### PROBLEM
Extract all lines that hold "Altitude" from the records below.

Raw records
<<<<

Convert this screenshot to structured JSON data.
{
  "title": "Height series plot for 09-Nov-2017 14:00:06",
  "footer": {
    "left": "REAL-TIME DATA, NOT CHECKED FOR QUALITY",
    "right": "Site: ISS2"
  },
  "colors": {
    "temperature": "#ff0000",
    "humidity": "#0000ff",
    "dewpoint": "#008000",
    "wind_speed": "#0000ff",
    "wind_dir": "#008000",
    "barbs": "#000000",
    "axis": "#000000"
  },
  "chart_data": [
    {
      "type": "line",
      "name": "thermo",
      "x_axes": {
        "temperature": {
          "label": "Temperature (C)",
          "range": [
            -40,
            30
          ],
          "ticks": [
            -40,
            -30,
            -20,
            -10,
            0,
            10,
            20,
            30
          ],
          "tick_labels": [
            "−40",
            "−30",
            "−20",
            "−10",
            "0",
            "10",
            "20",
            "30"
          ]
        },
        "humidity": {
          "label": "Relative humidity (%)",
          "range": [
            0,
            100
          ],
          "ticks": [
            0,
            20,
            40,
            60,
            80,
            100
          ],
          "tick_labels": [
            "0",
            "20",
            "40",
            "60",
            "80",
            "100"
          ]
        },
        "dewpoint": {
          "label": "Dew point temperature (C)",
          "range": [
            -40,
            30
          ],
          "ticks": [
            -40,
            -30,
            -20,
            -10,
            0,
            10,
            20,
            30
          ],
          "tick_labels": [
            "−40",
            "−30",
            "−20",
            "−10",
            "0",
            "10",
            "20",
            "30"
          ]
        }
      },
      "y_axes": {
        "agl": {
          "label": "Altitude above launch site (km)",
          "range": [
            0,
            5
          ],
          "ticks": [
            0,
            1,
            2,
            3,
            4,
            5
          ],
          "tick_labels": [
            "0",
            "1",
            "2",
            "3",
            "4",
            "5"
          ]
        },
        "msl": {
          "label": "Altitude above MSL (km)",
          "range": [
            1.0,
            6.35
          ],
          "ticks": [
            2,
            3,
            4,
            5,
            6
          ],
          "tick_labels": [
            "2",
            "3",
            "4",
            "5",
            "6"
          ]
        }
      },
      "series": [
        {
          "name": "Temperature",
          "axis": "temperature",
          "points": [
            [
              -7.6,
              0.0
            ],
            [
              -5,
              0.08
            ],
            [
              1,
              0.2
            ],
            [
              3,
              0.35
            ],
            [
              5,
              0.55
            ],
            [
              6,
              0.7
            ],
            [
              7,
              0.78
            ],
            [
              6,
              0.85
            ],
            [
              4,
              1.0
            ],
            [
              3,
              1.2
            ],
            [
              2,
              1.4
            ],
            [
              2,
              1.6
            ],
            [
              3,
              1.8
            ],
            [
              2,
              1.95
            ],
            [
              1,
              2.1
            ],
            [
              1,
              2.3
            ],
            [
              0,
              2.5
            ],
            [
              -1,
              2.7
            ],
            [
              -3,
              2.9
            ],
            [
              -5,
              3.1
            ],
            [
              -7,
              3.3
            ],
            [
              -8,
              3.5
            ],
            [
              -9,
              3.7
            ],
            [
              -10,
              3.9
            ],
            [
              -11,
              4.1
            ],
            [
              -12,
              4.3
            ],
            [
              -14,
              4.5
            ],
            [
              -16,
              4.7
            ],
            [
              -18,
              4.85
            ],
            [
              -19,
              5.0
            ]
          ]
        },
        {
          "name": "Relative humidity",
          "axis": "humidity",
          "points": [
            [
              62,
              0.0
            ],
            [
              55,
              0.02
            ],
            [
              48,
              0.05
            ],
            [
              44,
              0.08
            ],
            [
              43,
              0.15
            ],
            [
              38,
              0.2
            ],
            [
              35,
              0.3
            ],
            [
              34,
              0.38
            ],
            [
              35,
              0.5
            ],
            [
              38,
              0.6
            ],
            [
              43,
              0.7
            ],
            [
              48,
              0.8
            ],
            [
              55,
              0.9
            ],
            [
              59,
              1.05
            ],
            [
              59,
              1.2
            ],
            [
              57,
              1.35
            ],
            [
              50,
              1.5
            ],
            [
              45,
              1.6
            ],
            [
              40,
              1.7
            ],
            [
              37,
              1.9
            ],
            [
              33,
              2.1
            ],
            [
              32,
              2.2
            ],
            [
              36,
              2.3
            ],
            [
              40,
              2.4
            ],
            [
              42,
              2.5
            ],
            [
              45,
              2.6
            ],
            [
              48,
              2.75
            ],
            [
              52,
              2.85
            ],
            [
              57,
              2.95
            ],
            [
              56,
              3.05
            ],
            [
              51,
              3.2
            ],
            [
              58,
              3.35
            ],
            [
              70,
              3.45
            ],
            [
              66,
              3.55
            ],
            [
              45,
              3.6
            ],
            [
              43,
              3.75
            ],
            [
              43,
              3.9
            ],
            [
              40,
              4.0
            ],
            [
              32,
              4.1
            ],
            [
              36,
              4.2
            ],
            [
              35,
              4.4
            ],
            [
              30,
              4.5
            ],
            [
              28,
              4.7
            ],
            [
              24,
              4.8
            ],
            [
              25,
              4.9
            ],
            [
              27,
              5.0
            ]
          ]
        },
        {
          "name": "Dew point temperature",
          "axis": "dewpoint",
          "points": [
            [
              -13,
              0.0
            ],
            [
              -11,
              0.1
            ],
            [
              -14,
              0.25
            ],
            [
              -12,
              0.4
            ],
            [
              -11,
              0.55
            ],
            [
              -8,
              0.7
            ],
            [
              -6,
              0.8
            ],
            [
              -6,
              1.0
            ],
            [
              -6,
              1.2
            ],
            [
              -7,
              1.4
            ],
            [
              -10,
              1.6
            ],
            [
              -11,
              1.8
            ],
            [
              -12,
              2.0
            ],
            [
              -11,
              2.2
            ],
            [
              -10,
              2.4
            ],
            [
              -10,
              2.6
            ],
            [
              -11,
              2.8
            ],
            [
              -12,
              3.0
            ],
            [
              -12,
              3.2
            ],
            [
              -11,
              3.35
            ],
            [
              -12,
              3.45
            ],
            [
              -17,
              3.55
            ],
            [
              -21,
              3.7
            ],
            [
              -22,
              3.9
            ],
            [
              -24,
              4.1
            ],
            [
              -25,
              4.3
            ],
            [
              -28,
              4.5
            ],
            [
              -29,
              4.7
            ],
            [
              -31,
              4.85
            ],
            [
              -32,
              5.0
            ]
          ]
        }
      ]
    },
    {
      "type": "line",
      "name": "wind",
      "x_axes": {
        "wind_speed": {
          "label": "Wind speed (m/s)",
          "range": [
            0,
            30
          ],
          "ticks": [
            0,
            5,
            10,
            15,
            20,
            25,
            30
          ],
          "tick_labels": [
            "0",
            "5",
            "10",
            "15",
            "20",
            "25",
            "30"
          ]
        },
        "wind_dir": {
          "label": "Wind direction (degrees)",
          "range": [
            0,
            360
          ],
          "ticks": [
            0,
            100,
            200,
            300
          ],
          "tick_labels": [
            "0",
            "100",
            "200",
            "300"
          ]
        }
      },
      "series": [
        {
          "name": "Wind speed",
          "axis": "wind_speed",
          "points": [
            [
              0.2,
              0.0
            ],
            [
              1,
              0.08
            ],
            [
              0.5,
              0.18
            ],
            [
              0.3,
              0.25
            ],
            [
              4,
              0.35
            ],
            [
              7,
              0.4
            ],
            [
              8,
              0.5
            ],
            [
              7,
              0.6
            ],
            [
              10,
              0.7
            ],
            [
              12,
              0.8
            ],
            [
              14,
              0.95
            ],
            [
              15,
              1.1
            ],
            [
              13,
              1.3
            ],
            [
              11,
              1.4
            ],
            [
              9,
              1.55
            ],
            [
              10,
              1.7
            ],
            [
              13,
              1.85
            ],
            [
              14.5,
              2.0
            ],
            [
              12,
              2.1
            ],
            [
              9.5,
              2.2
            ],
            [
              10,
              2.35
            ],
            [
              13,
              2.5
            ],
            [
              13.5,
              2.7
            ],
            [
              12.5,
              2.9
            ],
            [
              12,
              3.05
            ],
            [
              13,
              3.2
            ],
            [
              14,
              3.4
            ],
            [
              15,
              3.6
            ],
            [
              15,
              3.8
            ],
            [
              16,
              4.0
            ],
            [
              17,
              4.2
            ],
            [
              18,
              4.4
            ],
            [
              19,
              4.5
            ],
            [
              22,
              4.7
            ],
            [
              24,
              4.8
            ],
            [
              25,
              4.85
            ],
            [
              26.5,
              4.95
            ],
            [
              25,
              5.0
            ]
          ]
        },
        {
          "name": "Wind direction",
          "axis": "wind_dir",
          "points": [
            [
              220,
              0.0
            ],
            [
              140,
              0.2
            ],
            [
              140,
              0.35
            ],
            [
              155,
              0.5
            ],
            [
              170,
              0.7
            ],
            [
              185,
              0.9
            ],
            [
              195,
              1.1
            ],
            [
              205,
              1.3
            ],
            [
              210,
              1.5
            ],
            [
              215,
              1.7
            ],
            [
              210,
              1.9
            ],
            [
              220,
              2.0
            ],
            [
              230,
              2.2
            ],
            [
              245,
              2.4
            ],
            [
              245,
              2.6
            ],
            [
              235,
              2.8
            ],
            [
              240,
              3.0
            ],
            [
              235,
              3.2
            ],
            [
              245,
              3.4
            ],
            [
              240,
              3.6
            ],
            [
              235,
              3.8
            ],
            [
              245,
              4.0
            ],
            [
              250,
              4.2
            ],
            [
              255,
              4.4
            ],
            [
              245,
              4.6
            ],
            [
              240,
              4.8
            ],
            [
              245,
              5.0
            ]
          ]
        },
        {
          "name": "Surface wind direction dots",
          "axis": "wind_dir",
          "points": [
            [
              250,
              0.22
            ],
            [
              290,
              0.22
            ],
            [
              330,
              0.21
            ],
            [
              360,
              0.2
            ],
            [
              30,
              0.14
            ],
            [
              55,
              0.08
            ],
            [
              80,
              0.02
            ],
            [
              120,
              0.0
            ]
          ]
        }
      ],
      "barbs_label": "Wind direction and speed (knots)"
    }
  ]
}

>>>>

### FINAL RESULT
          "label": "Altitude above launch site (km)",
          "label": "Altitude above MSL (km)",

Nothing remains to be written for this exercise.